Entries from a dataset
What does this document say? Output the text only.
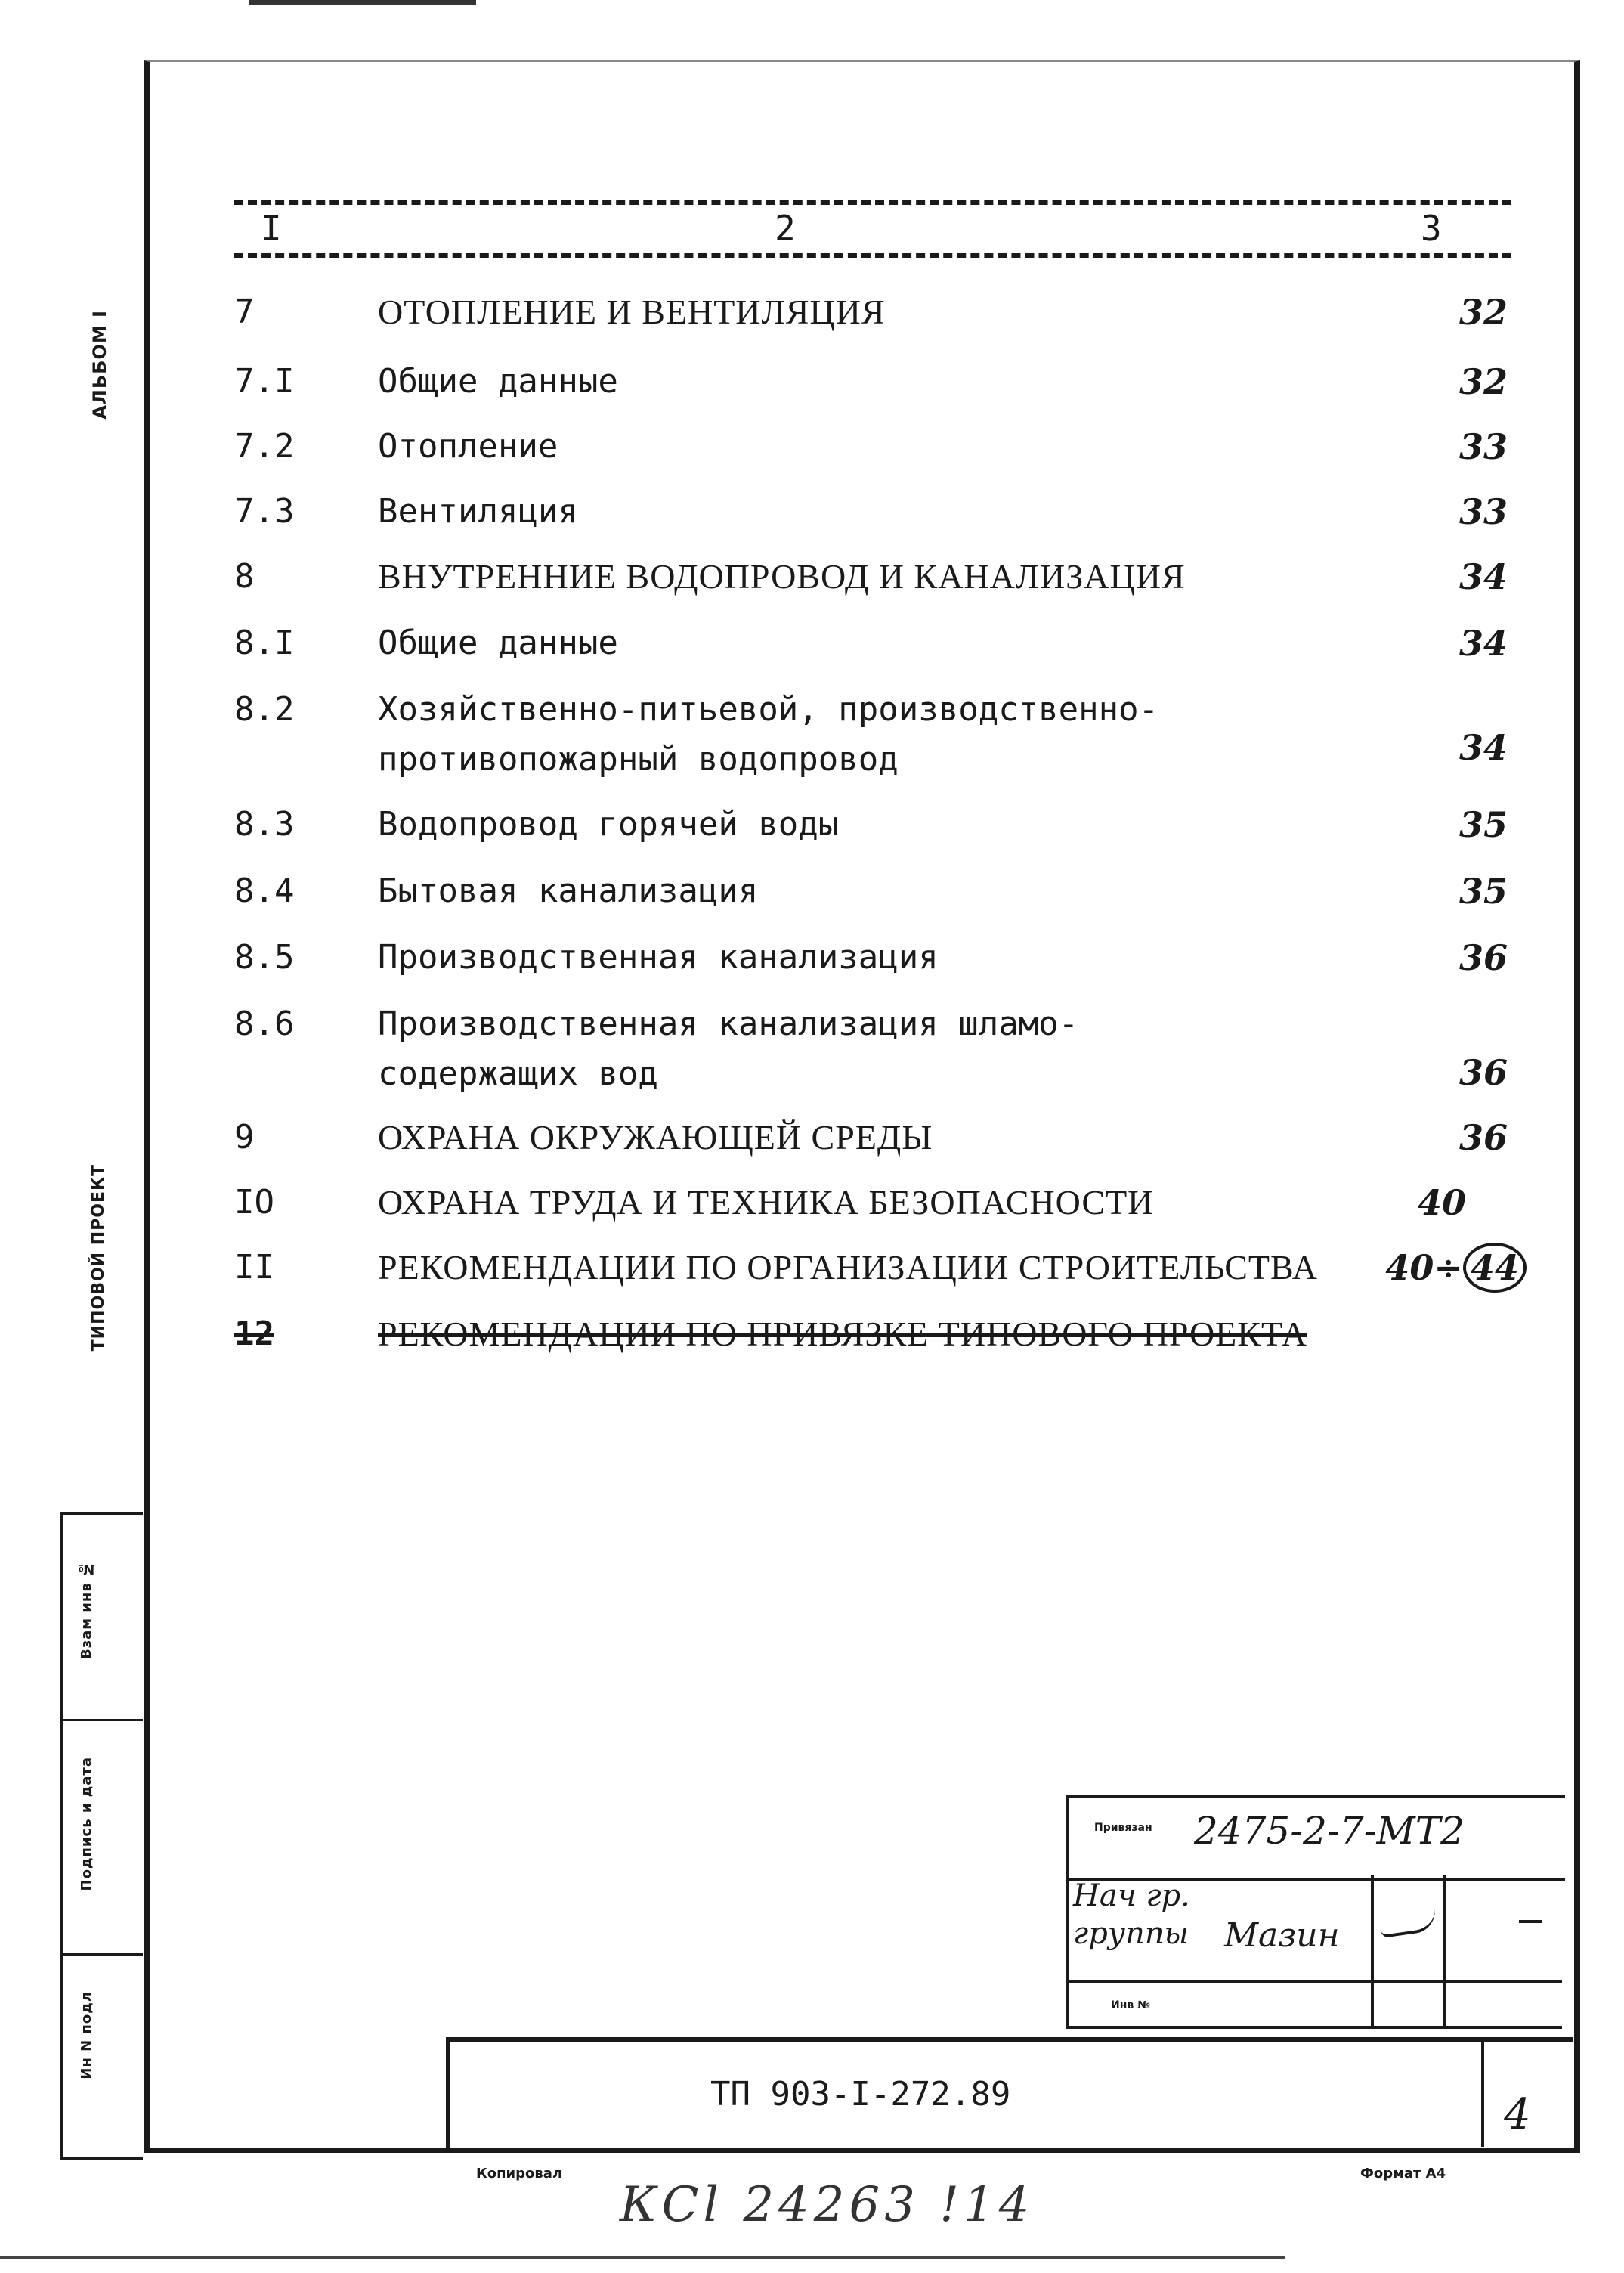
АЛЬБОМ I
ТИПОВОЙ ПРОЕКТ
Взам инв №
Подпись и дата
Ин N подл
I	2	3
7	ОТОПЛЕНИЕ И ВЕНТИЛЯЦИЯ	32
7.I	Общие данные	32
7.2	Отопление	33
7.3	Вентиляция	33
8	ВНУТРЕННИЕ ВОДОПРОВОД И КАНАЛИЗАЦИЯ	34
8.I	Общие данные	34
8.2	Хозяйственно-питьевой, производственно-
противопожарный водопровод	34
8.3	Водопровод горячей воды	35
8.4	Бытовая канализация	35
8.5	Производственная канализация	36
8.6	Производственная канализация шламо-
содержащих вод	36
9	ОХРАНА ОКРУЖАЮЩЕЙ СРЕДЫ	36
IO	ОХРАНА ТРУДА И ТЕХНИКА БЕЗОПАСНОСТИ	40
II	РЕКОМЕНДАЦИИ ПО ОРГАНИЗАЦИИ СТРОИТЕЛЬСТВА	40÷ 44
12	РЕКОМЕНДАЦИИ ПО ПРИВЯЗКЕ ТИПОВОГО ПРОЕКТА
Привязан 2475-2-7-МТ2
Нач гр.
группы Мазин
Инв №
ТП 903-I-272.89	4
Копировал	Формат А4
КСl 24263 !14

Do this
Transcribe each entry precisely as given, leaving the pictures out.

Task response
What does this document say? Output the text only.
АЛЬБОМ I
ТИПОВОЙ ПРОЕКТ
Взам инв №
Подпись и дата
Ин N подл
I	2	3
7	ОТОПЛЕНИЕ И ВЕНТИЛЯЦИЯ	32
7.I	Общие данные	32
7.2	Отопление	33
7.3	Вентиляция	33
8	ВНУТРЕННИЕ ВОДОПРОВОД И КАНАЛИЗАЦИЯ	34
8.I	Общие данные	34
8.2	Хозяйственно-питьевой, производственно-
противопожарный водопровод	34
8.3	Водопровод горячей воды	35
8.4	Бытовая канализация	35
8.5	Производственная канализация	36
8.6	Производственная канализация шламо-
содержащих вод	36
9	ОХРАНА ОКРУЖАЮЩЕЙ СРЕДЫ	36
IO	ОХРАНА ТРУДА И ТЕХНИКА БЕЗОПАСНОСТИ	40
II	РЕКОМЕНДАЦИИ ПО ОРГАНИЗАЦИИ СТРОИТЕЛЬСТВА	40÷ 44
12	РЕКОМЕНДАЦИИ ПО ПРИВЯЗКЕ ТИПОВОГО ПРОЕКТА
Привязан 2475-2-7-МТ2
Нач гр.
группы Мазин
Инв №
ТП 903-I-272.89	4
Копировал	Формат А4
КСl 24263 !14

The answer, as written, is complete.